··· Material supplied

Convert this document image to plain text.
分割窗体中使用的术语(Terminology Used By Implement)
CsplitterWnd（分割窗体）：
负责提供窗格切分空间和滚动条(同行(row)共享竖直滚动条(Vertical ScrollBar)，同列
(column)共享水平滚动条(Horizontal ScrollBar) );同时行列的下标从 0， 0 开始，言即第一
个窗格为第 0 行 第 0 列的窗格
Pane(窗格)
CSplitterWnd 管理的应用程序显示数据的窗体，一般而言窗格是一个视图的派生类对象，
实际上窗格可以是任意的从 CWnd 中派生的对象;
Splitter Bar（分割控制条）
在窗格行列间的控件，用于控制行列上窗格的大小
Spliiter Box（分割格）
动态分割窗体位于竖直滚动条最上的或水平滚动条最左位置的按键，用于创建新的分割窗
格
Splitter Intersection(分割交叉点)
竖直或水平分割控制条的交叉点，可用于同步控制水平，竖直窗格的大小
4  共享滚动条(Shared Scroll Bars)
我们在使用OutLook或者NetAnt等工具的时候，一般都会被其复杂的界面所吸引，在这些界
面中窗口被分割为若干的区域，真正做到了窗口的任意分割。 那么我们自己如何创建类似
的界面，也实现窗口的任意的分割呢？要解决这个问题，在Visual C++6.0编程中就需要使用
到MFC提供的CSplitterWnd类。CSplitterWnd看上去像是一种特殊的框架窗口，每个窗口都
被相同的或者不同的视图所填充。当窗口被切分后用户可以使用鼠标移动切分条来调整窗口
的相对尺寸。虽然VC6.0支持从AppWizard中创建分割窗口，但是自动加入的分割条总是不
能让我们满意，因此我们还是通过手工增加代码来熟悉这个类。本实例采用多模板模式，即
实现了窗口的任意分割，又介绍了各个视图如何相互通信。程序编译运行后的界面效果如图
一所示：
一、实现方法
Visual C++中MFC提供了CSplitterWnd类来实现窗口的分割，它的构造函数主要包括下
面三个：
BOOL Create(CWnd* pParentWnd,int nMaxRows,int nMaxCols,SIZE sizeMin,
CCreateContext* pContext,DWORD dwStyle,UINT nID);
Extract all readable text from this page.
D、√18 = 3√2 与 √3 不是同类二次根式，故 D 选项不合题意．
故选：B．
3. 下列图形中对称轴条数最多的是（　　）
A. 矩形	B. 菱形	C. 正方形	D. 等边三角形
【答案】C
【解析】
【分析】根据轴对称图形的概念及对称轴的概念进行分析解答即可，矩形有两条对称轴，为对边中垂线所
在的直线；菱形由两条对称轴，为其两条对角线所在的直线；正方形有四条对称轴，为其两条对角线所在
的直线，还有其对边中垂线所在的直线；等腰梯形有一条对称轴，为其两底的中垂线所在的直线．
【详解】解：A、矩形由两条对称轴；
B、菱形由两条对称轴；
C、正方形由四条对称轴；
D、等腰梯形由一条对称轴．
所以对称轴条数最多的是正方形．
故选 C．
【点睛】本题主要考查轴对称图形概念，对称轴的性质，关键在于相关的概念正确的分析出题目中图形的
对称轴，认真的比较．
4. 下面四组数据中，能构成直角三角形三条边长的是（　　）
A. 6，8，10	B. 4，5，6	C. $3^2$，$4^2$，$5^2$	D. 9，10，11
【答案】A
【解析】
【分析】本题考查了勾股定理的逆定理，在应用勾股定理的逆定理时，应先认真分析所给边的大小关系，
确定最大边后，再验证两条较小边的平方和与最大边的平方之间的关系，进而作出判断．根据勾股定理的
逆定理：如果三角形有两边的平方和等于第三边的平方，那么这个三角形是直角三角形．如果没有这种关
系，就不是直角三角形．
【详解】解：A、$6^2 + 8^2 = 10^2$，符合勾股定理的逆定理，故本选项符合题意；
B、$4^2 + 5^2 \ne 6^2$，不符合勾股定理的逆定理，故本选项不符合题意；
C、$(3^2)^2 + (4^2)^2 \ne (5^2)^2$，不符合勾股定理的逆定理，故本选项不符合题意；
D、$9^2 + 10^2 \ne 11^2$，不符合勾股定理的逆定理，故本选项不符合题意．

······

* [Exercise directions] Find every line that holds "CWnd" and copy it.

* [Output of the task]
实际上窗格可以是任意的从 CWnd 中派生的对象;
BOOL Create(CWnd* pParentWnd,int nMaxRows,int nMaxCols,SIZE sizeMin,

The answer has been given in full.